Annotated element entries
--- Begin ---
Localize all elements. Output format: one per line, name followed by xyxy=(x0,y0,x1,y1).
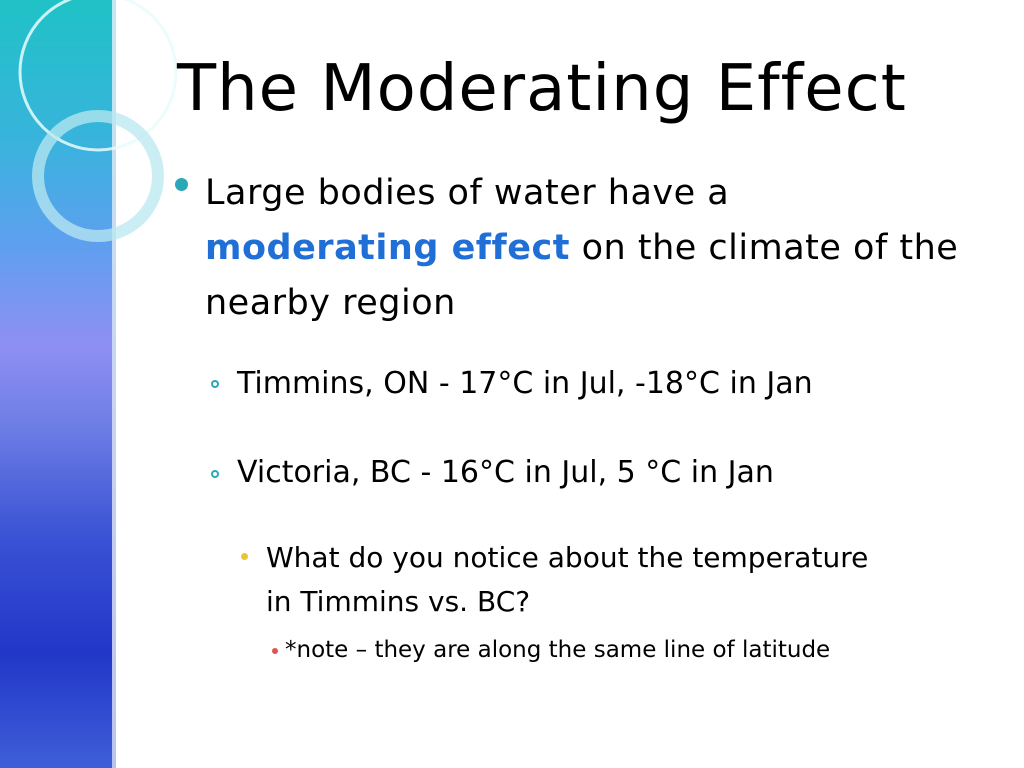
hollow-circle-bullet-icon xyxy=(211,380,219,388)
decorative-ring-large xyxy=(18,0,178,152)
main-point-text-end: on the climate of the nearby region xyxy=(205,228,959,323)
slide-title: The Moderating Effect xyxy=(177,52,907,126)
question-text: What do you notice about the temperature… xyxy=(266,541,869,618)
subpoint-timmins: Timmins, ON - 17°C in Jul, -18°C in Jan xyxy=(237,366,813,401)
main-point: Large bodies of water have a moderating … xyxy=(205,166,965,331)
note-text: *note – they are along the same line of … xyxy=(285,637,831,663)
tiny-dot-bullet-icon xyxy=(272,648,278,654)
highlight-term: moderating effect xyxy=(205,228,570,268)
sidebar-edge xyxy=(112,0,116,768)
subpoint-victoria: Victoria, BC - 16°C in Jul, 5 °C in Jan xyxy=(237,455,774,490)
small-dot-bullet-icon xyxy=(241,553,248,560)
decorative-circles xyxy=(18,0,178,242)
main-point-text-start: Large bodies of water have a xyxy=(205,173,730,213)
level1-bullet-icon xyxy=(175,178,188,191)
decorative-ring-small xyxy=(32,110,164,242)
hollow-circle-bullet-icon xyxy=(211,470,219,478)
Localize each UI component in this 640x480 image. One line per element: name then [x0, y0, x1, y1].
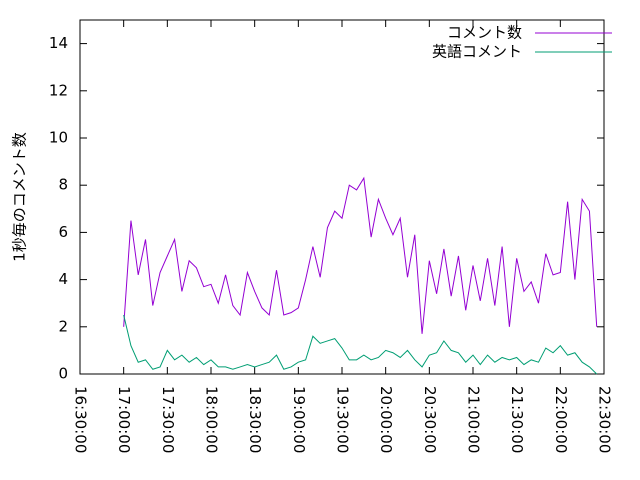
--- End ---
STATED EXERCISE> Copy out the records from their first line through the line containing "main-point: Large bodies", including that line, and omit the pictures.

THE ANSWER>
Localize all elements. Output format: one per line, name followed by xyxy=(x0,y0,x1,y1).
hollow-circle-bullet-icon xyxy=(211,380,219,388)
decorative-ring-large xyxy=(18,0,178,152)
main-point-text-end: on the climate of the nearby region xyxy=(205,228,959,323)
slide-title: The Moderating Effect xyxy=(177,52,907,126)
question-text: What do you notice about the temperature… xyxy=(266,541,869,618)
subpoint-timmins: Timmins, ON - 17°C in Jul, -18°C in Jan xyxy=(237,366,813,401)
main-point: Large bodies of water have a moderating … xyxy=(205,166,965,331)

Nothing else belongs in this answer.